Work instructions —
Return every record exactly as written.

━━━ Data for the task ━━━

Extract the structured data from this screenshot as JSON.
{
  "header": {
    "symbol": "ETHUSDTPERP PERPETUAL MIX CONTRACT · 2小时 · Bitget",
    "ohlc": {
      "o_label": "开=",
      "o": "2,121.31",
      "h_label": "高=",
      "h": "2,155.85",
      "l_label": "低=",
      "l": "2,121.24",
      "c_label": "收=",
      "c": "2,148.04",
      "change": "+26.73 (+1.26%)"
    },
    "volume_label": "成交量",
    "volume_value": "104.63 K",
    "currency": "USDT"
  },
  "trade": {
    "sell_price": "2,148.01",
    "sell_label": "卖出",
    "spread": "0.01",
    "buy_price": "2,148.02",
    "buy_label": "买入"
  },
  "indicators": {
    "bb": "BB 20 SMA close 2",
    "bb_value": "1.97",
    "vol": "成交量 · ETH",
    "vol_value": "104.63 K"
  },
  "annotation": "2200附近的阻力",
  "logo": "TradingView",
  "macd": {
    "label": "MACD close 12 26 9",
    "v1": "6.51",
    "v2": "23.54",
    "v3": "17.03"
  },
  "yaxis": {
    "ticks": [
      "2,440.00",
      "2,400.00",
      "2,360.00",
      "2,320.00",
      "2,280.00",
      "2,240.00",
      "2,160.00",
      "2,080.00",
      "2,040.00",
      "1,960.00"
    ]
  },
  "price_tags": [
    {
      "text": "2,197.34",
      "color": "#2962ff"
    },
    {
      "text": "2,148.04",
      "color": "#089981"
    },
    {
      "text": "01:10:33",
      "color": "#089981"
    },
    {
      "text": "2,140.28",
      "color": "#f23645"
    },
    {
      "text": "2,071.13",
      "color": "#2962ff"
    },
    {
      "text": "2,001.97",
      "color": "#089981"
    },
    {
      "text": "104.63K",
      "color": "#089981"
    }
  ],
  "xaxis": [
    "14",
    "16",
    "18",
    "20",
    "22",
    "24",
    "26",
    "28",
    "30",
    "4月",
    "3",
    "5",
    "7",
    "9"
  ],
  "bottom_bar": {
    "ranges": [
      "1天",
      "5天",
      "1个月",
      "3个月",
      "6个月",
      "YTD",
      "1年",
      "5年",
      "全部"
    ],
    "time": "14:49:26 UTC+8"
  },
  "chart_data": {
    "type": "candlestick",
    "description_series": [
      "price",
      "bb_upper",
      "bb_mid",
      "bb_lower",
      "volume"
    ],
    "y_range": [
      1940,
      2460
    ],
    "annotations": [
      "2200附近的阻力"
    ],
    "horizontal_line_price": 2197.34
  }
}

━━━

Expected output —
Extract the structured data from this screenshot as JSON.
{
  "header": {
    "symbol": "ETHUSDTPERP PERPETUAL MIX CONTRACT · 2小时 · Bitget",
    "ohlc": {
      "o_label": "开=",
      "o": "2,121.31",
      "h_label": "高=",
      "h": "2,155.85",
      "l_label": "低=",
      "l": "2,121.24",
      "c_label": "收=",
      "c": "2,148.04",
      "change": "+26.73 (+1.26%)"
    },
    "volume_label": "成交量",
    "volume_value": "104.63 K",
    "currency": "USDT"
  },
  "trade": {
    "sell_price": "2,148.01",
    "sell_label": "卖出",
    "spread": "0.01",
    "buy_price": "2,148.02",
    "buy_label": "买入"
  },
  "indicators": {
    "bb": "BB 20 SMA close 2",
    "bb_value": "1.97",
    "vol": "成交量 · ETH",
    "vol_value": "104.63 K"
  },
  "annotation": "2200附近的阻力",
  "logo": "TradingView",
  "macd": {
    "label": "MACD close 12 26 9",
    "v1": "6.51",
    "v2": "23.54",
    "v3": "17.03"
  },
  "yaxis": {
    "ticks": [
      "2,440.00",
      "2,400.00",
      "2,360.00",
      "2,320.00",
      "2,280.00",
      "2,240.00",
      "2,160.00",
      "2,080.00",
      "2,040.00",
      "1,960.00"
    ]
  },
  "price_tags": [
    {
      "text": "2,197.34",
      "color": "#2962ff"
    },
    {
      "text": "2,148.04",
      "color": "#089981"
    },
    {
      "text": "01:10:33",
      "color": "#089981"
    },
    {
      "text": "2,140.28",
      "color": "#f23645"
    },
    {
      "text": "2,071.13",
      "color": "#2962ff"
    },
    {
      "text": "2,001.97",
      "color": "#089981"
    },
    {
      "text": "104.63K",
      "color": "#089981"
    }
  ],
  "xaxis": [
    "14",
    "16",
    "18",
    "20",
    "22",
    "24",
    "26",
    "28",
    "30",
    "4月",
    "3",
    "5",
    "7",
    "9"
  ],
  "bottom_bar": {
    "ranges": [
      "1天",
      "5天",
      "1个月",
      "3个月",
      "6个月",
      "YTD",
      "1年",
      "5年",
      "全部"
    ],
    "time": "14:49:26 UTC+8"
  },
  "chart_data": {
    "type": "candlestick",
    "description_series": [
      "price",
      "bb_upper",
      "bb_mid",
      "bb_lower",
      "volume"
    ],
    "y_range": [
      1940,
      2460
    ],
    "annotations": [
      "2200附近的阻力"
    ],
    "horizontal_line_price": 2197.34
  }
}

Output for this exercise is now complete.